--- EXERCISE OBJECTIVE ---
Copy each line containing the word "dash" from the records that follow, please.

··· RECORDS TO USE ···

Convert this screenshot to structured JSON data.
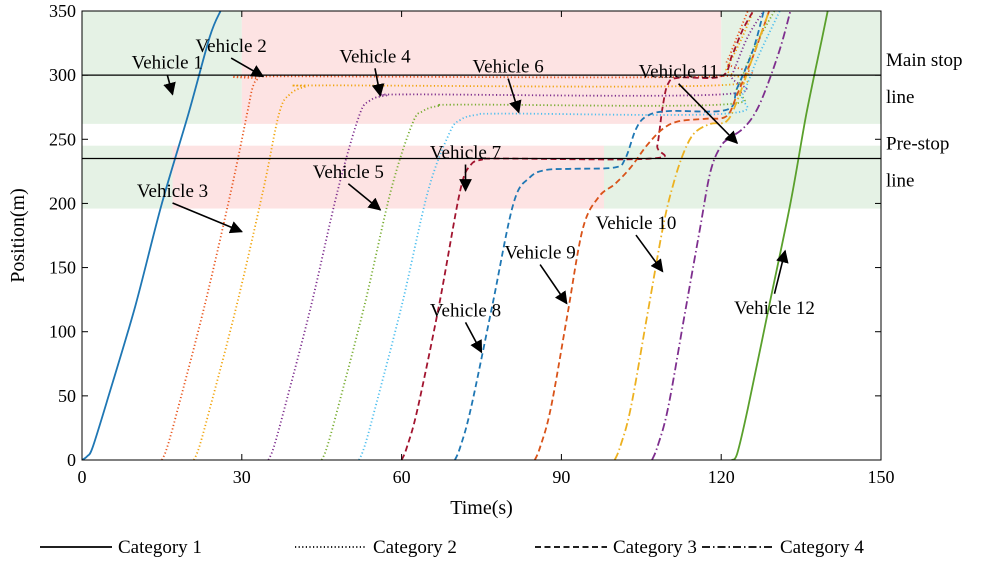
{
  "chart_data": {
    "type": "line",
    "xlabel": "Time(s)",
    "ylabel": "Position(m)",
    "xlim": [
      0,
      150
    ],
    "ylim": [
      0,
      350
    ],
    "xticks": [
      0,
      30,
      60,
      90,
      120,
      150
    ],
    "yticks": [
      0,
      50,
      100,
      150,
      200,
      250,
      300,
      350
    ],
    "grid": false,
    "legend_position": "bottom",
    "reference_lines": [
      {
        "y": 300,
        "label_lines": [
          "Main stop",
          "line"
        ]
      },
      {
        "y": 235,
        "label_lines": [
          "Pre-stop",
          "line"
        ]
      }
    ],
    "signal_bands": [
      {
        "y": [
          262,
          350
        ],
        "x": [
          0,
          30
        ],
        "color": "#e5f2e5"
      },
      {
        "y": [
          262,
          350
        ],
        "x": [
          30,
          120
        ],
        "color": "#fde3e3"
      },
      {
        "y": [
          262,
          350
        ],
        "x": [
          120,
          150
        ],
        "color": "#e5f2e5"
      },
      {
        "y": [
          196,
          245
        ],
        "x": [
          0,
          17
        ],
        "color": "#e5f2e5"
      },
      {
        "y": [
          196,
          245
        ],
        "x": [
          17,
          98
        ],
        "color": "#fde3e3"
      },
      {
        "y": [
          196,
          245
        ],
        "x": [
          98,
          150
        ],
        "color": "#e5f2e5"
      }
    ],
    "categories_legend": [
      {
        "name": "Category 1",
        "dash": "solid"
      },
      {
        "name": "Category 2",
        "dash": "dotted"
      },
      {
        "name": "Category 3",
        "dash": "dashed"
      },
      {
        "name": "Category 4",
        "dash": "dashdot"
      }
    ],
    "series": [
      {
        "name": "Vehicle 1",
        "category": 1,
        "color": "#1f77b4",
        "points": [
          [
            0,
            0
          ],
          [
            1,
            3
          ],
          [
            2,
            10
          ],
          [
            5,
            50
          ],
          [
            10,
            120
          ],
          [
            15,
            200
          ],
          [
            20,
            270
          ],
          [
            24,
            330
          ],
          [
            26,
            350
          ]
        ]
      },
      {
        "name": "Vehicle 2",
        "category": 2,
        "color": "#e8541c",
        "points": [
          [
            15,
            0
          ],
          [
            16,
            10
          ],
          [
            18,
            40
          ],
          [
            23,
            120
          ],
          [
            28,
            210
          ],
          [
            31,
            270
          ],
          [
            32,
            290
          ],
          [
            33,
            297
          ],
          [
            35,
            299
          ],
          [
            119,
            299
          ],
          [
            121,
            310
          ],
          [
            123,
            330
          ],
          [
            125,
            350
          ]
        ]
      },
      {
        "name": "Vehicle 3",
        "category": 2,
        "color": "#f0a30a",
        "points": [
          [
            21,
            0
          ],
          [
            22,
            10
          ],
          [
            24,
            40
          ],
          [
            29,
            120
          ],
          [
            34,
            210
          ],
          [
            37,
            270
          ],
          [
            39,
            285
          ],
          [
            42,
            291
          ],
          [
            46,
            292
          ],
          [
            119,
            292
          ],
          [
            121,
            305
          ],
          [
            124,
            330
          ],
          [
            126,
            350
          ]
        ]
      },
      {
        "name": "Vehicle 4",
        "category": 2,
        "color": "#7e2f8e",
        "points": [
          [
            35,
            0
          ],
          [
            36,
            10
          ],
          [
            38,
            40
          ],
          [
            43,
            120
          ],
          [
            48,
            210
          ],
          [
            52,
            268
          ],
          [
            54,
            280
          ],
          [
            57,
            284
          ],
          [
            62,
            285
          ],
          [
            120,
            285
          ],
          [
            122,
            300
          ],
          [
            125,
            330
          ],
          [
            128,
            350
          ]
        ]
      },
      {
        "name": "Vehicle 5",
        "category": 2,
        "color": "#77ac30",
        "points": [
          [
            45,
            0
          ],
          [
            46,
            10
          ],
          [
            48,
            40
          ],
          [
            53,
            120
          ],
          [
            58,
            210
          ],
          [
            62,
            262
          ],
          [
            64,
            272
          ],
          [
            67,
            276
          ],
          [
            72,
            277
          ],
          [
            120,
            277
          ],
          [
            123,
            290
          ],
          [
            126,
            320
          ],
          [
            130,
            350
          ]
        ]
      },
      {
        "name": "Vehicle 6",
        "category": 2,
        "color": "#4dbeee",
        "points": [
          [
            52,
            0
          ],
          [
            53,
            10
          ],
          [
            55,
            40
          ],
          [
            60,
            120
          ],
          [
            65,
            210
          ],
          [
            69,
            255
          ],
          [
            71,
            265
          ],
          [
            74,
            269
          ],
          [
            80,
            270
          ],
          [
            121,
            270
          ],
          [
            124,
            285
          ],
          [
            127,
            315
          ],
          [
            131,
            350
          ]
        ]
      },
      {
        "name": "Vehicle 7",
        "category": 3,
        "color": "#a2142f",
        "points": [
          [
            60,
            0
          ],
          [
            61,
            10
          ],
          [
            63,
            40
          ],
          [
            67,
            120
          ],
          [
            71,
            210
          ],
          [
            73,
            230
          ],
          [
            75,
            234
          ],
          [
            78,
            235
          ],
          [
            107,
            235
          ],
          [
            108,
            245
          ],
          [
            109,
            275
          ],
          [
            110,
            293
          ],
          [
            112,
            298
          ],
          [
            120,
            299
          ],
          [
            122,
            315
          ],
          [
            124,
            335
          ],
          [
            126,
            350
          ]
        ]
      },
      {
        "name": "Vehicle 8",
        "category": 3,
        "color": "#1f77b4",
        "points": [
          [
            70,
            0
          ],
          [
            71,
            10
          ],
          [
            73,
            40
          ],
          [
            77,
            120
          ],
          [
            81,
            200
          ],
          [
            84,
            220
          ],
          [
            87,
            226
          ],
          [
            92,
            227
          ],
          [
            100,
            228
          ],
          [
            102,
            235
          ],
          [
            104,
            258
          ],
          [
            106,
            268
          ],
          [
            110,
            272
          ],
          [
            121,
            273
          ],
          [
            123,
            290
          ],
          [
            126,
            320
          ],
          [
            128,
            350
          ]
        ]
      },
      {
        "name": "Vehicle 9",
        "category": 3,
        "color": "#d95319",
        "points": [
          [
            85,
            0
          ],
          [
            86,
            10
          ],
          [
            88,
            40
          ],
          [
            91,
            110
          ],
          [
            94,
            180
          ],
          [
            97,
            205
          ],
          [
            100,
            215
          ],
          [
            103,
            228
          ],
          [
            106,
            245
          ],
          [
            109,
            258
          ],
          [
            112,
            264
          ],
          [
            117,
            266
          ],
          [
            121,
            268
          ],
          [
            123,
            285
          ],
          [
            126,
            315
          ],
          [
            129,
            350
          ]
        ]
      },
      {
        "name": "Vehicle 10",
        "category": 4,
        "color": "#edb120",
        "points": [
          [
            100,
            0
          ],
          [
            101,
            10
          ],
          [
            103,
            40
          ],
          [
            106,
            110
          ],
          [
            109,
            180
          ],
          [
            111,
            215
          ],
          [
            113,
            240
          ],
          [
            115,
            255
          ],
          [
            118,
            262
          ],
          [
            121,
            264
          ],
          [
            123,
            280
          ],
          [
            126,
            315
          ],
          [
            129,
            350
          ]
        ]
      },
      {
        "name": "Vehicle 11",
        "category": 4,
        "color": "#7e2f8e",
        "points": [
          [
            107,
            0
          ],
          [
            108,
            10
          ],
          [
            110,
            40
          ],
          [
            113,
            110
          ],
          [
            116,
            180
          ],
          [
            118,
            225
          ],
          [
            120,
            245
          ],
          [
            122,
            252
          ],
          [
            124,
            258
          ],
          [
            126,
            268
          ],
          [
            128,
            285
          ],
          [
            131,
            320
          ],
          [
            133,
            350
          ]
        ]
      },
      {
        "name": "Vehicle 12",
        "category": 1,
        "color": "#5aa02c",
        "points": [
          [
            122,
            0
          ],
          [
            123,
            5
          ],
          [
            125,
            40
          ],
          [
            129,
            120
          ],
          [
            133,
            200
          ],
          [
            136,
            270
          ],
          [
            139,
            330
          ],
          [
            140,
            350
          ]
        ]
      }
    ],
    "annotations": [
      {
        "text": "Vehicle 1",
        "text_at": [
          16,
          305
        ],
        "arrow_to": [
          17,
          285
        ]
      },
      {
        "text": "Vehicle 2",
        "text_at": [
          28,
          318
        ],
        "arrow_to": [
          34,
          299
        ]
      },
      {
        "text": "Vehicle 3",
        "text_at": [
          17,
          205
        ],
        "arrow_to": [
          30,
          178
        ]
      },
      {
        "text": "Vehicle 4",
        "text_at": [
          55,
          310
        ],
        "arrow_to": [
          56,
          284
        ]
      },
      {
        "text": "Vehicle 5",
        "text_at": [
          50,
          220
        ],
        "arrow_to": [
          56,
          195
        ]
      },
      {
        "text": "Vehicle 6",
        "text_at": [
          80,
          302
        ],
        "arrow_to": [
          82,
          271
        ]
      },
      {
        "text": "Vehicle 7",
        "text_at": [
          72,
          235
        ],
        "arrow_to": [
          72,
          210
        ]
      },
      {
        "text": "Vehicle 8",
        "text_at": [
          72,
          112
        ],
        "arrow_to": [
          75,
          84
        ]
      },
      {
        "text": "Vehicle 9",
        "text_at": [
          86,
          157
        ],
        "arrow_to": [
          91,
          122
        ]
      },
      {
        "text": "Vehicle 10",
        "text_at": [
          104,
          180
        ],
        "arrow_to": [
          109,
          147
        ]
      },
      {
        "text": "Vehicle 11",
        "text_at": [
          112,
          298
        ],
        "arrow_to": [
          123,
          247
        ]
      },
      {
        "text": "Vehicle 12",
        "text_at": [
          130,
          114
        ],
        "arrow_to": [
          132,
          163
        ]
      }
    ]
  }
}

···

--- COMPLETE OUTPUT ---
        "dash": "solid"
        "dash": "dotted"
        "dash": "dashed"
        "dash": "dashdot"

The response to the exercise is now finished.